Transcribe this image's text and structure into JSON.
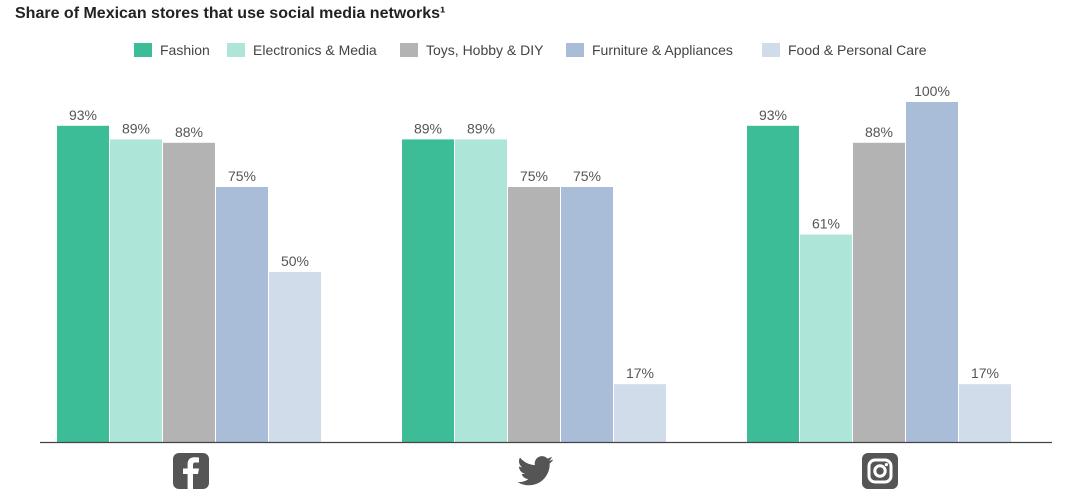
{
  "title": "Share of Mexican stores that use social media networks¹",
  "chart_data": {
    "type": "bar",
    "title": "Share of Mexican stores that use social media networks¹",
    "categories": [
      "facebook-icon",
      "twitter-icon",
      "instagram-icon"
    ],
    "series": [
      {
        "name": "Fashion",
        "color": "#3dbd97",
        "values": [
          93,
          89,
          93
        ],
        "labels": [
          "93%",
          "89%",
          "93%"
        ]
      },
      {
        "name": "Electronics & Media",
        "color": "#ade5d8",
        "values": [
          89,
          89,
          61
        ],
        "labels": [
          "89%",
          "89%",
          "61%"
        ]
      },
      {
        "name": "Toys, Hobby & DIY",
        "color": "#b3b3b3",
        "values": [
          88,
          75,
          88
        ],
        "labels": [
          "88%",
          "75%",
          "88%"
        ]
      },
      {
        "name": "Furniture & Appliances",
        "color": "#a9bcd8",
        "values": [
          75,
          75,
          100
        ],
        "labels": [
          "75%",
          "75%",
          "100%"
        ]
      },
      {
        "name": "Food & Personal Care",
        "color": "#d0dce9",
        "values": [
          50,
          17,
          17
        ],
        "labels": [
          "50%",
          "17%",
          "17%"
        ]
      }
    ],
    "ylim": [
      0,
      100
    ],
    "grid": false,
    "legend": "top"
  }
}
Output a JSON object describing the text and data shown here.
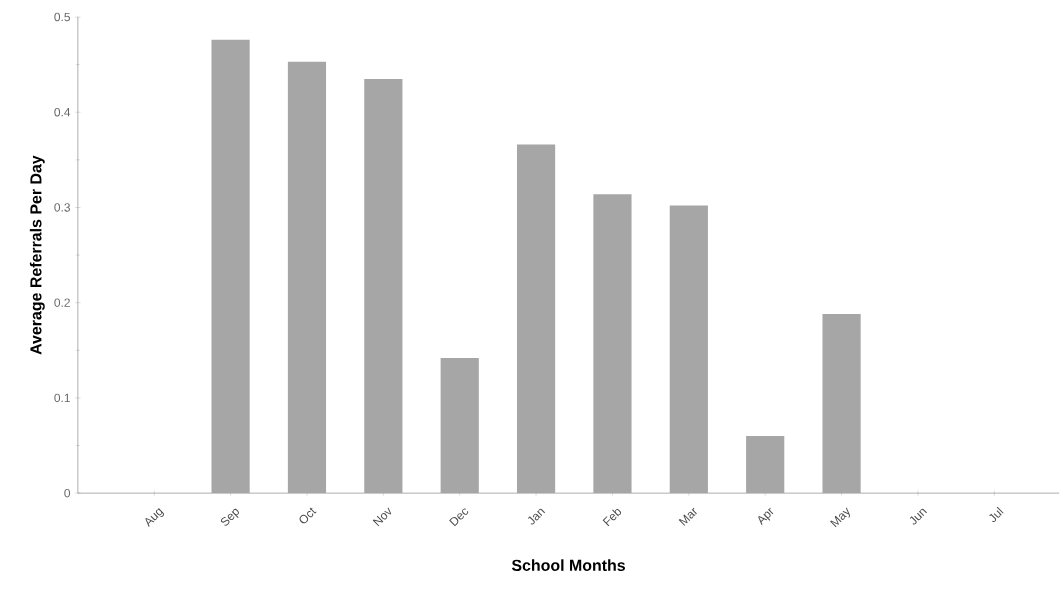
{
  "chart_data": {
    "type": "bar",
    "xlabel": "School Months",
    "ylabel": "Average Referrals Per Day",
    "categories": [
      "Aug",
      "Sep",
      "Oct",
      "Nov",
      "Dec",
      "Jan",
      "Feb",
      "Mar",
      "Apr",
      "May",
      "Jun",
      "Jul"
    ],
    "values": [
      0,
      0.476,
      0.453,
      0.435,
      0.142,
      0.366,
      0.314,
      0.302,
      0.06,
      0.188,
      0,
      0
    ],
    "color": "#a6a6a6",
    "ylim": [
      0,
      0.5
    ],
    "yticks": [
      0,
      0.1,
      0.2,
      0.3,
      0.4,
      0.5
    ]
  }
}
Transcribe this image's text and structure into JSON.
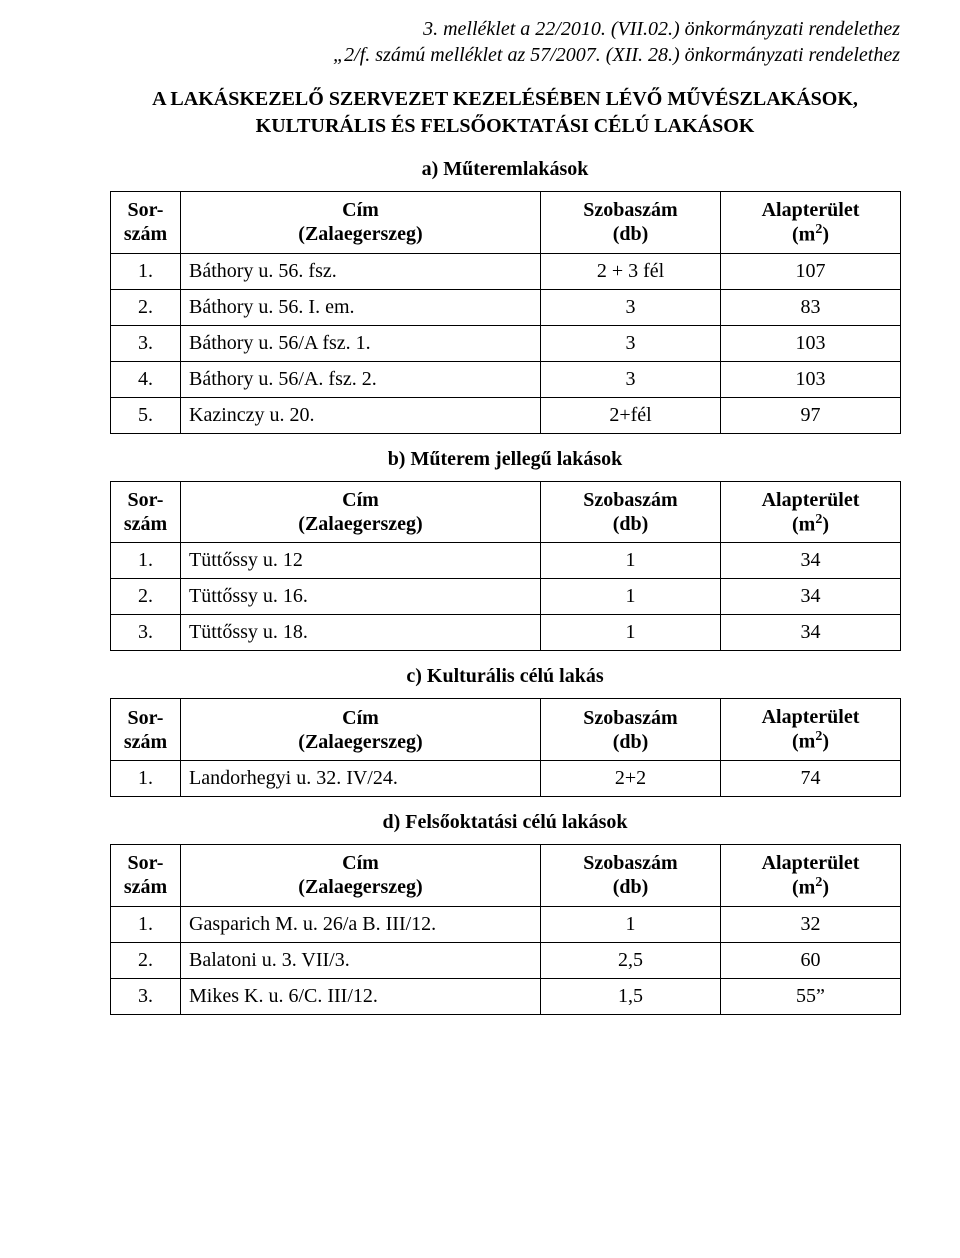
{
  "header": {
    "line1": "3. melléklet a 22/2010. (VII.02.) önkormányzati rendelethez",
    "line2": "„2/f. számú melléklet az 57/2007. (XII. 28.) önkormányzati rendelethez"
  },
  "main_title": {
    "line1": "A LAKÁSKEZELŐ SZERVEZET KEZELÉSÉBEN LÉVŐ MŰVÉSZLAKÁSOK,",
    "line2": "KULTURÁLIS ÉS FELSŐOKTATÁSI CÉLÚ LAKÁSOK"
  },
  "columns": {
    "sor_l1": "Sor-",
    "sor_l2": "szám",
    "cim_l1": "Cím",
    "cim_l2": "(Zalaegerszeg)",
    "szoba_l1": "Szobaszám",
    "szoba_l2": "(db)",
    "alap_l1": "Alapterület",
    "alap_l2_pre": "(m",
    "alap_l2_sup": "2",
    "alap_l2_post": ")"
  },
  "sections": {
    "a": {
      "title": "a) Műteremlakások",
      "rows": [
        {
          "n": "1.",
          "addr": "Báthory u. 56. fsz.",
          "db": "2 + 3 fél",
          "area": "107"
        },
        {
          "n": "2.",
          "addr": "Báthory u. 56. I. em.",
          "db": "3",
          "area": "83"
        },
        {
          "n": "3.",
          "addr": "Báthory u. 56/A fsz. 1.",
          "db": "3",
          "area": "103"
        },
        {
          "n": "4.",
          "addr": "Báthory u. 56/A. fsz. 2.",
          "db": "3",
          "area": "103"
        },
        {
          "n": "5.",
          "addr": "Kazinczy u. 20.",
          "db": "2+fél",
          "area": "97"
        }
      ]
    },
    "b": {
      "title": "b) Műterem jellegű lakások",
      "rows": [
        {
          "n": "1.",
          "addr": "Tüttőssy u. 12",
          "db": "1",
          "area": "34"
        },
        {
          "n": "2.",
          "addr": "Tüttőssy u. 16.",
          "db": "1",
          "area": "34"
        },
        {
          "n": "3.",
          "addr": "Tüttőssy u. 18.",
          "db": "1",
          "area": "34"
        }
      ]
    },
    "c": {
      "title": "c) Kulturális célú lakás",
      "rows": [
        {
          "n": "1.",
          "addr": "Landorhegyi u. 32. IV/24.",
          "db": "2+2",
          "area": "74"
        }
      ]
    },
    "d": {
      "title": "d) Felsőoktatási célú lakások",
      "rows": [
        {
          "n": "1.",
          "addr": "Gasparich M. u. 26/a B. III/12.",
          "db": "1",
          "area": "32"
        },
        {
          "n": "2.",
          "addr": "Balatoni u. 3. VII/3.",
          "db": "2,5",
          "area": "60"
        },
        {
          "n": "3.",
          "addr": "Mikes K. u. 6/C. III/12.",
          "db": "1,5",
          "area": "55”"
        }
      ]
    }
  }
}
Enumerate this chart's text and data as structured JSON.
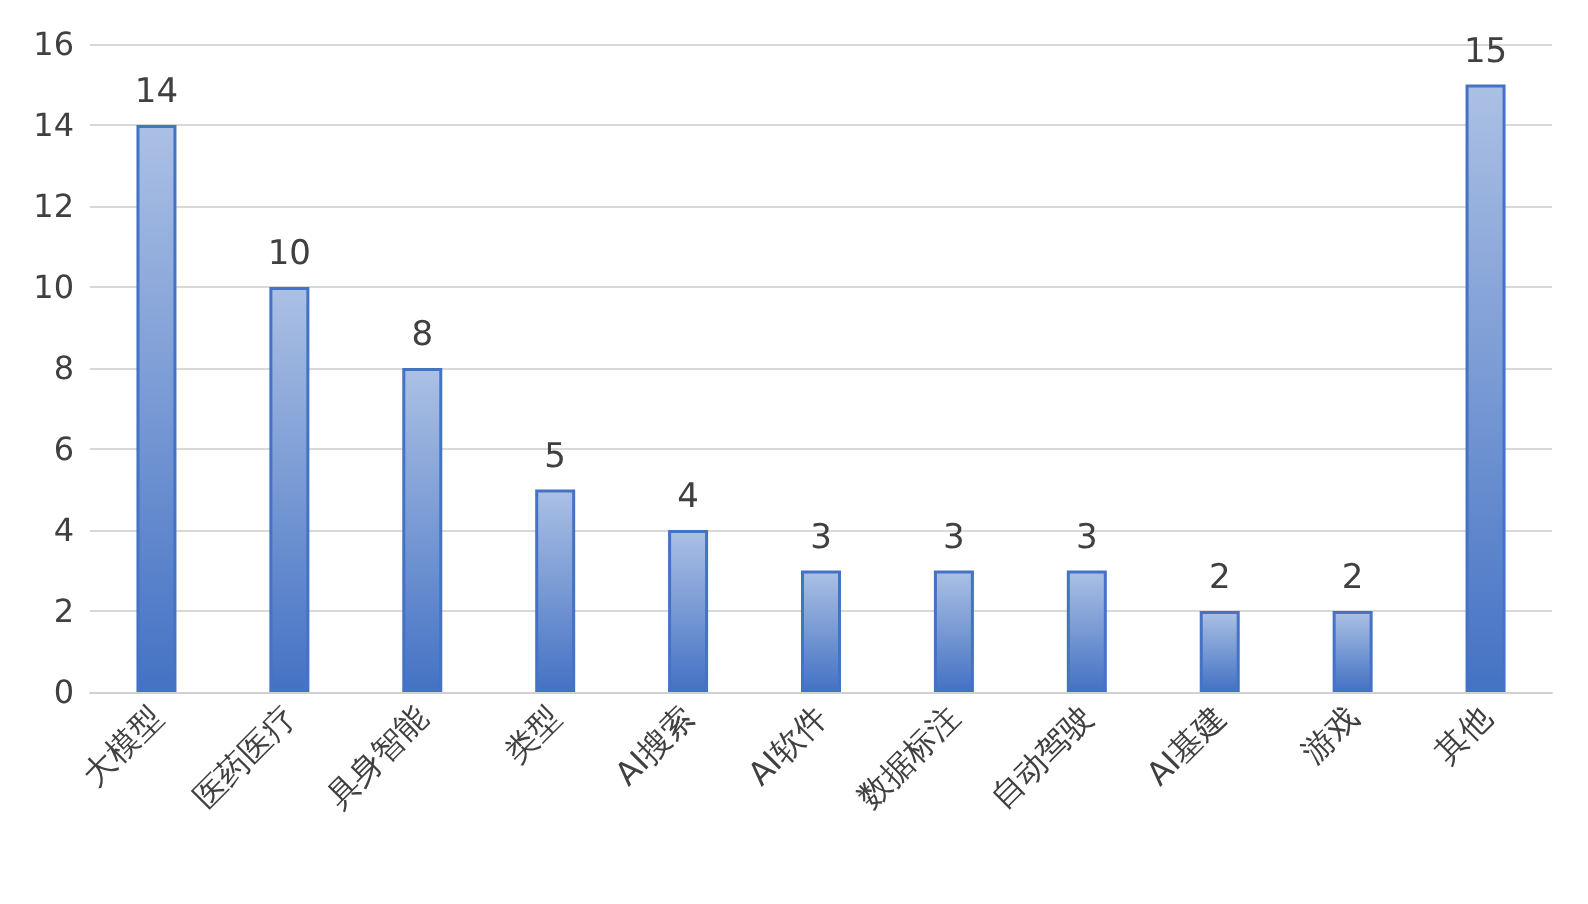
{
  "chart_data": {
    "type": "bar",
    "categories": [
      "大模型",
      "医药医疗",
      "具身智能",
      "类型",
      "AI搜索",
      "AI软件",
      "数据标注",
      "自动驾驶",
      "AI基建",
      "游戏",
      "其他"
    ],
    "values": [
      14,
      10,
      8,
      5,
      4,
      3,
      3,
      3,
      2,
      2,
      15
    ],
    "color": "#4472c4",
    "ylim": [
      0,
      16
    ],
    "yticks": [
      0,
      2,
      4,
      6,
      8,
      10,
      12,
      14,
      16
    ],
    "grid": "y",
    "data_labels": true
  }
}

···

● **WORK TO DO**
Transcribe every record above exactly, leaving out the pictures.

● **SOLVED EXERCISE**
Transcribe this image's text and structure into JSON.
{
  "title": "Share of Mexican stores that use social media networks¹",
  "chart_data": {
    "type": "bar",
    "title": "Share of Mexican stores that use social media networks¹",
    "categories": [
      "facebook-icon",
      "twitter-icon",
      "instagram-icon"
    ],
    "series": [
      {
        "name": "Fashion",
        "color": "#3dbd97",
        "values": [
          93,
          89,
          93
        ],
        "labels": [
          "93%",
          "89%",
          "93%"
        ]
      },
      {
        "name": "Electronics & Media",
        "color": "#ade5d8",
        "values": [
          89,
          89,
          61
        ],
        "labels": [
          "89%",
          "89%",
          "61%"
        ]
      },
      {
        "name": "Toys, Hobby & DIY",
        "color": "#b3b3b3",
        "values": [
          88,
          75,
          88
        ],
        "labels": [
          "88%",
          "75%",
          "88%"
        ]
      },
      {
        "name": "Furniture & Appliances",
        "color": "#a9bcd8",
        "values": [
          75,
          75,
          100
        ],
        "labels": [
          "75%",
          "75%",
          "100%"
        ]
      },
      {
        "name": "Food & Personal Care",
        "color": "#d0dce9",
        "values": [
          50,
          17,
          17
        ],
        "labels": [
          "50%",
          "17%",
          "17%"
        ]
      }
    ],
    "ylim": [
      0,
      100
    ],
    "grid": false,
    "legend": "top"
  }
}
Output a JSON object describing the text and data shown here.
{
  "chart_data": {
    "type": "bar",
    "xlabel": "School Months",
    "ylabel": "Average Referrals Per Day",
    "categories": [
      "Aug",
      "Sep",
      "Oct",
      "Nov",
      "Dec",
      "Jan",
      "Feb",
      "Mar",
      "Apr",
      "May",
      "Jun",
      "Jul"
    ],
    "values": [
      0,
      0.476,
      0.453,
      0.435,
      0.142,
      0.366,
      0.314,
      0.302,
      0.06,
      0.188,
      0,
      0
    ],
    "color": "#a6a6a6",
    "ylim": [
      0,
      0.5
    ],
    "yticks": [
      0,
      0.1,
      0.2,
      0.3,
      0.4,
      0.5
    ]
  }
}
Transcribe this image's text and structure into JSON.
{
  "header": {
    "line1": "3. melléklet a 22/2010. (VII.02.) önkormányzati rendelethez",
    "line2": "„2/f. számú melléklet az 57/2007. (XII. 28.) önkormányzati rendelethez"
  },
  "main_title": {
    "line1": "A LAKÁSKEZELŐ SZERVEZET KEZELÉSÉBEN LÉVŐ MŰVÉSZLAKÁSOK,",
    "line2": "KULTURÁLIS ÉS FELSŐOKTATÁSI CÉLÚ LAKÁSOK"
  },
  "columns": {
    "sor_l1": "Sor-",
    "sor_l2": "szám",
    "cim_l1": "Cím",
    "cim_l2": "(Zalaegerszeg)",
    "szoba_l1": "Szobaszám",
    "szoba_l2": "(db)",
    "alap_l1": "Alapterület",
    "alap_l2_pre": "(m",
    "alap_l2_sup": "2",
    "alap_l2_post": ")"
  },
  "sections": {
    "a": {
      "title": "a) Műteremlakások",
      "rows": [
        {
          "n": "1.",
          "addr": "Báthory u. 56. fsz.",
          "db": "2 + 3 fél",
          "area": "107"
        },
        {
          "n": "2.",
          "addr": "Báthory u. 56. I. em.",
          "db": "3",
          "area": "83"
        },
        {
          "n": "3.",
          "addr": "Báthory u. 56/A fsz. 1.",
          "db": "3",
          "area": "103"
        },
        {
          "n": "4.",
          "addr": "Báthory u. 56/A. fsz. 2.",
          "db": "3",
          "area": "103"
        },
        {
          "n": "5.",
          "addr": "Kazinczy u. 20.",
          "db": "2+fél",
          "area": "97"
        }
      ]
    },
    "b": {
      "title": "b) Műterem jellegű lakások",
      "rows": [
        {
          "n": "1.",
          "addr": "Tüttőssy u. 12",
          "db": "1",
          "area": "34"
        },
        {
          "n": "2.",
          "addr": "Tüttőssy u. 16.",
          "db": "1",
          "area": "34"
        },
        {
          "n": "3.",
          "addr": "Tüttőssy u. 18.",
          "db": "1",
          "area": "34"
        }
      ]
    },
    "c": {
      "title": "c) Kulturális célú lakás",
      "rows": [
        {
          "n": "1.",
          "addr": "Landorhegyi u. 32. IV/24.",
          "db": "2+2",
          "area": "74"
        }
      ]
    },
    "d": {
      "title": "d) Felsőoktatási célú lakások",
      "rows": [
        {
          "n": "1.",
          "addr": "Gasparich M. u. 26/a B. III/12.",
          "db": "1",
          "area": "32"
        },
        {
          "n": "2.",
          "addr": "Balatoni u. 3. VII/3.",
          "db": "2,5",
          "area": "60"
        },
        {
          "n": "3.",
          "addr": "Mikes K. u. 6/C. III/12.",
          "db": "1,5",
          "area": "55”"
        }
      ]
    }
  }
}
Enumerate this chart's text and data as structured JSON.
{
  "chart_data": {
    "type": "bar",
    "categories": [
      "大模型",
      "医药医疗",
      "具身智能",
      "类型",
      "AI搜索",
      "AI软件",
      "数据标注",
      "自动驾驶",
      "AI基建",
      "游戏",
      "其他"
    ],
    "values": [
      14,
      10,
      8,
      5,
      4,
      3,
      3,
      3,
      2,
      2,
      15
    ],
    "color": "#4472c4",
    "ylim": [
      0,
      16
    ],
    "yticks": [
      0,
      2,
      4,
      6,
      8,
      10,
      12,
      14,
      16
    ],
    "grid": "y",
    "data_labels": true
  }
}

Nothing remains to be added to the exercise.